■ **Your task**: What lines of the data include the string "this"? Copy them all.

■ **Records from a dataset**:
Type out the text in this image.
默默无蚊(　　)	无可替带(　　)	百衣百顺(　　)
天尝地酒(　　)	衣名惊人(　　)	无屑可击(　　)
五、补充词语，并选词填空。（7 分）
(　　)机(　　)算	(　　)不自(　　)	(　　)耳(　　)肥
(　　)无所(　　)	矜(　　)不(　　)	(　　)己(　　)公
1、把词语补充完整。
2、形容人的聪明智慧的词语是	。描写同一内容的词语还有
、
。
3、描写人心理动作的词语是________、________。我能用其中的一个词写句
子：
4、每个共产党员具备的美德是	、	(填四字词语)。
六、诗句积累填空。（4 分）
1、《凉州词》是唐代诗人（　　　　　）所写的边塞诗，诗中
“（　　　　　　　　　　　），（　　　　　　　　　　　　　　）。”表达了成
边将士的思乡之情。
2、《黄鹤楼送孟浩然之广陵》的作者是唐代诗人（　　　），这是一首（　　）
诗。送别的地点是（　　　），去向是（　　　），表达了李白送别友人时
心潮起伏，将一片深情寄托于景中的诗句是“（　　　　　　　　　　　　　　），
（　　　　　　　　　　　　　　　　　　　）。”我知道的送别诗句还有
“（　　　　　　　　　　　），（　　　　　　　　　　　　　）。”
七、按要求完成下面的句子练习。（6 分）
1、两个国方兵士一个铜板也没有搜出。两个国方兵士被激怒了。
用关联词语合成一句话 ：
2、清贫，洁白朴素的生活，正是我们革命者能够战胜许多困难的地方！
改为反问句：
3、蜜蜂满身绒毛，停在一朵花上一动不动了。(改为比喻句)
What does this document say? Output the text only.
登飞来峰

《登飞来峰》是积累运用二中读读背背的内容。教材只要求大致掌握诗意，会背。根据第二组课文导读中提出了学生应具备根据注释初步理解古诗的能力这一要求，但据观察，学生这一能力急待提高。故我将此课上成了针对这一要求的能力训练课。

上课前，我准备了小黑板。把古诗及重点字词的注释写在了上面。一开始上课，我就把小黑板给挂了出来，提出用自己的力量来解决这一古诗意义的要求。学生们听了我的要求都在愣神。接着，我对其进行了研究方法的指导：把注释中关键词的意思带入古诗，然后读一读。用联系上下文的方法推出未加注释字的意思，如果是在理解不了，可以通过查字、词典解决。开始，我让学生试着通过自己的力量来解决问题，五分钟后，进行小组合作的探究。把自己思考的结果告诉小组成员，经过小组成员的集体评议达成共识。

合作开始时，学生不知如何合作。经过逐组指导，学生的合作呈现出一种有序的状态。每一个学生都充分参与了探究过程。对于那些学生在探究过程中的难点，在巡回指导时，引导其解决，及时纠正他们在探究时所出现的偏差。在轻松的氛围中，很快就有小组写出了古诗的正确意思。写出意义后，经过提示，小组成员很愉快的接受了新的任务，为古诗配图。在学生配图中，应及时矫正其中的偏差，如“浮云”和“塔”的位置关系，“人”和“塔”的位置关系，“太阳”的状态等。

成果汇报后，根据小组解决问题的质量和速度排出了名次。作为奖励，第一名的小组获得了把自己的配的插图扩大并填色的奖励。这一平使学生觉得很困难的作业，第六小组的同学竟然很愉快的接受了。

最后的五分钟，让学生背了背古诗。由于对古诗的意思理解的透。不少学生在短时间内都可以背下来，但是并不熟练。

■ **Full solution**:
Type out the text in this image.
What does this document say? Output the text only.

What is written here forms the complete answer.